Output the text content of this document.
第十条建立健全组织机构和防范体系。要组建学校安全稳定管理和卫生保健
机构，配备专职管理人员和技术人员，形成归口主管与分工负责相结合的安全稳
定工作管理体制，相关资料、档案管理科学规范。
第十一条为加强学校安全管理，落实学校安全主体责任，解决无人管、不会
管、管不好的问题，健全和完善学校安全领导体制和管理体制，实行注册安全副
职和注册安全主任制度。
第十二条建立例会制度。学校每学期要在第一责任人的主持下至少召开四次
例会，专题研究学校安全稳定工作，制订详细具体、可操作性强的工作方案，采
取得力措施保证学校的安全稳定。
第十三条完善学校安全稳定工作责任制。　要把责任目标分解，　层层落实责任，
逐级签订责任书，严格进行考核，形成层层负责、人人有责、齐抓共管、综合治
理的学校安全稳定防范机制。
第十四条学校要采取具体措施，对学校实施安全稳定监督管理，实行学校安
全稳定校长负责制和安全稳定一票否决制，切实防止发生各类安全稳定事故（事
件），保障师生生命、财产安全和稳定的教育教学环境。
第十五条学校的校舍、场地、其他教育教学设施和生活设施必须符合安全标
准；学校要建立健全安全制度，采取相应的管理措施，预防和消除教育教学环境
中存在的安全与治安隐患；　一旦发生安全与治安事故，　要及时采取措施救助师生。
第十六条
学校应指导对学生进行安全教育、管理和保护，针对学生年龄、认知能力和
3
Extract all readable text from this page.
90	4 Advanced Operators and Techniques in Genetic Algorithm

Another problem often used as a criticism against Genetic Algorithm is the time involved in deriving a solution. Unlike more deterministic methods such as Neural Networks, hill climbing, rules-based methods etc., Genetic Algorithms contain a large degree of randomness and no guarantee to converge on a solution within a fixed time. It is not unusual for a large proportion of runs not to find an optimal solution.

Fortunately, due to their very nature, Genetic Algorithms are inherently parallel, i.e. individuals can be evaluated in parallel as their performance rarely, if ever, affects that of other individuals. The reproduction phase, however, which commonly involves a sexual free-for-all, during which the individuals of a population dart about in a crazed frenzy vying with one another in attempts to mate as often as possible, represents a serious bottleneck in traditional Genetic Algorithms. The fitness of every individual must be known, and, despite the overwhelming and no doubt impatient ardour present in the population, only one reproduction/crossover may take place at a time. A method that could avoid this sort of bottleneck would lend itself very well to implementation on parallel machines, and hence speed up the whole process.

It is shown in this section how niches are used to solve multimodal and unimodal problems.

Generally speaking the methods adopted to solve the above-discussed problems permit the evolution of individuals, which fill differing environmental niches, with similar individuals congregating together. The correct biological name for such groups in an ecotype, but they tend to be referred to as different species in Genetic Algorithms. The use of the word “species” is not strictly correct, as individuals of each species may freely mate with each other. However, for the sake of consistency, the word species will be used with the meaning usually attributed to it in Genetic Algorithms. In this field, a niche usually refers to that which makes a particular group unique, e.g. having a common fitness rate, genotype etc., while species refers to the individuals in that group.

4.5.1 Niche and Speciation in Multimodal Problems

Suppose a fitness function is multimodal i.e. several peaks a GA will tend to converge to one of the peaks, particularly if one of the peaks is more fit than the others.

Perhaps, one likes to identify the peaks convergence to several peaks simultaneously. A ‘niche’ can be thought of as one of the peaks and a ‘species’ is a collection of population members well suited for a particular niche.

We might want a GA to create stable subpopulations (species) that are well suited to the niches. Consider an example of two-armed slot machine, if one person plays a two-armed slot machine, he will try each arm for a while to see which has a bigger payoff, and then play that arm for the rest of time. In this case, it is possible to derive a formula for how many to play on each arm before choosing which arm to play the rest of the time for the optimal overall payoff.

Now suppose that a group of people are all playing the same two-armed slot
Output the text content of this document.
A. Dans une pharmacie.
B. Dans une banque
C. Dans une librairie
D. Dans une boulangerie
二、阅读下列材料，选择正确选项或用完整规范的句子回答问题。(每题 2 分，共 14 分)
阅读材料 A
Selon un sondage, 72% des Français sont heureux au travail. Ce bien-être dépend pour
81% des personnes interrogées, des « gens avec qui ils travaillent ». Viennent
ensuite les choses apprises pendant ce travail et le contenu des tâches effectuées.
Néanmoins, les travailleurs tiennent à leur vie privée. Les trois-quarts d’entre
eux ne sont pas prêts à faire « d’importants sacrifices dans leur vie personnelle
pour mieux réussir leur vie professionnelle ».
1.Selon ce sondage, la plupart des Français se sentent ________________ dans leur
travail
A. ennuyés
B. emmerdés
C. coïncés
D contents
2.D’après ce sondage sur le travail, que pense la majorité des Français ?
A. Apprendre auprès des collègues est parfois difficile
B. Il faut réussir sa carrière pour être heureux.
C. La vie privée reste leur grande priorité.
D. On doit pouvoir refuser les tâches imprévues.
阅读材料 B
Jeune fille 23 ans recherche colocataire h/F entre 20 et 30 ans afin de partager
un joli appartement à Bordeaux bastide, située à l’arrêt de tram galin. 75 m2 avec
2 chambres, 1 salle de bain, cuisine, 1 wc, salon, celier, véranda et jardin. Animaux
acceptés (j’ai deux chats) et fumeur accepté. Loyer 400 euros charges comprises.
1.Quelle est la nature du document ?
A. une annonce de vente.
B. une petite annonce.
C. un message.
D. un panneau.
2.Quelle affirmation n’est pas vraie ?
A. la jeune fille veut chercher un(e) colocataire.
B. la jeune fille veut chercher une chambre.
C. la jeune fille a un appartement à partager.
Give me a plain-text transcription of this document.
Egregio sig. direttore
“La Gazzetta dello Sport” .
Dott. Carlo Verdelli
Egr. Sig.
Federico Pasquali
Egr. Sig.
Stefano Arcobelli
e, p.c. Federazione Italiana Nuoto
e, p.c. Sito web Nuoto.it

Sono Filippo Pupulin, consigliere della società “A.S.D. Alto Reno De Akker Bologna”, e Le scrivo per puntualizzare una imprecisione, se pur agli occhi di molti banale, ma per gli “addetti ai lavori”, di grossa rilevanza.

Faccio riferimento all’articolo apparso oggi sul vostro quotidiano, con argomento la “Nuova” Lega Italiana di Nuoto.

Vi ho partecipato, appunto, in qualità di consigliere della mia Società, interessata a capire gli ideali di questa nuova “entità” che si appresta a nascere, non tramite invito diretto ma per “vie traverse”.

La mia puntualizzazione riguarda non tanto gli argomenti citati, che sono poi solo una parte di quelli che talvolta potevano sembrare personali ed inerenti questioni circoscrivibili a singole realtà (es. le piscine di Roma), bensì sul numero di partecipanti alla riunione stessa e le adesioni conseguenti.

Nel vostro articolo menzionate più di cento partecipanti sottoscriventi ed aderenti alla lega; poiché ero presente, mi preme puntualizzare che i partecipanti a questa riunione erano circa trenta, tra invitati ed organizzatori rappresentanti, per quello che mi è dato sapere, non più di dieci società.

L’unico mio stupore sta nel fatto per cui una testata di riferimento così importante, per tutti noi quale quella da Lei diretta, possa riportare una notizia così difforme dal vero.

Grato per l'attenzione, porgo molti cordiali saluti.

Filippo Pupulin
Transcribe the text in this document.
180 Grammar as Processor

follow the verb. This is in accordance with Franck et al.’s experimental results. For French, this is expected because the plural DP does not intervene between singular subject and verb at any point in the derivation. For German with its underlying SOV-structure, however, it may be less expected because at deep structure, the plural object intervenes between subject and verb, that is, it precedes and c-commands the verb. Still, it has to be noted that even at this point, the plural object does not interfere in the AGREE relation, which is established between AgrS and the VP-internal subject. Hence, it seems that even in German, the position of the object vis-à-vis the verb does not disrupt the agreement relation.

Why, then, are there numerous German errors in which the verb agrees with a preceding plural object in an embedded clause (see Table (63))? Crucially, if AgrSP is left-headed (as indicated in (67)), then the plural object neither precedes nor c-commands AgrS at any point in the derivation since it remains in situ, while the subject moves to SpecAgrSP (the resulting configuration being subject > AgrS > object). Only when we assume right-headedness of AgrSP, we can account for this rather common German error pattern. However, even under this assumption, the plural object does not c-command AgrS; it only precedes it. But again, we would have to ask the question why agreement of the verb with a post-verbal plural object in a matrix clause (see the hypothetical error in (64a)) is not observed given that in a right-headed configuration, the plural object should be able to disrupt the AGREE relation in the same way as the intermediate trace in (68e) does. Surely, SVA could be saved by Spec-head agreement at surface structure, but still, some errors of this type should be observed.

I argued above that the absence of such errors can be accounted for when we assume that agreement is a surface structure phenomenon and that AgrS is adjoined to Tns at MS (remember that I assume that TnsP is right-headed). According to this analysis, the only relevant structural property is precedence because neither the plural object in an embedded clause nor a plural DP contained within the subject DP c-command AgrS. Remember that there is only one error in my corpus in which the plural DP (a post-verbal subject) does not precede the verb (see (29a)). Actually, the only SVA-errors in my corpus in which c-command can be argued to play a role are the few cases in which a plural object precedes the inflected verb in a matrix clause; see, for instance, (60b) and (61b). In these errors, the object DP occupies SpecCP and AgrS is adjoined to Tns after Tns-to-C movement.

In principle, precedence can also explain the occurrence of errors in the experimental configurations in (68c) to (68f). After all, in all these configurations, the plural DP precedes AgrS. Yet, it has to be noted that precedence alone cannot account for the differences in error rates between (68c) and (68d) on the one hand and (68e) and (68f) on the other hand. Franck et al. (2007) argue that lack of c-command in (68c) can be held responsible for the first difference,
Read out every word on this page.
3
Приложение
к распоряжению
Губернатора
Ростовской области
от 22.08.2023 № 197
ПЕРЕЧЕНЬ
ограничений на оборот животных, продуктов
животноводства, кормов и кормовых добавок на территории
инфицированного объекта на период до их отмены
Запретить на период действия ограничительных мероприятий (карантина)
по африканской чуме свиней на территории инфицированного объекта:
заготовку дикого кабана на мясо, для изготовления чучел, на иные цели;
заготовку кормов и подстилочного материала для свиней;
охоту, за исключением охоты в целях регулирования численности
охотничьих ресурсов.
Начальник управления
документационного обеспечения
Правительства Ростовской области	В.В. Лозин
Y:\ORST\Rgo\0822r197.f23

**WHAT THE TASK REQUIRES**:
In the records above, locate each line with the word "alla". Copy all such lines.

**THE ANSWER**:
La mia puntualizzazione riguarda non tanto gli argomenti citati, che sono poi solo una parte di quelli che talvolta potevano sembrare personali ed inerenti questioni circoscrivibili a singole realtà (es. le piscine di Roma), bensì sul numero di partecipanti alla riunione stessa e le adesioni conseguenti.
Nel vostro articolo menzionate più di cento partecipanti sottoscriventi ed aderenti alla lega; poiché ero presente, mi preme puntualizzare che i partecipanti a questa riunione erano circa trenta, tra invitati ed organizzatori rappresentanti, per quello che mi è dato sapere, non più di dieci società.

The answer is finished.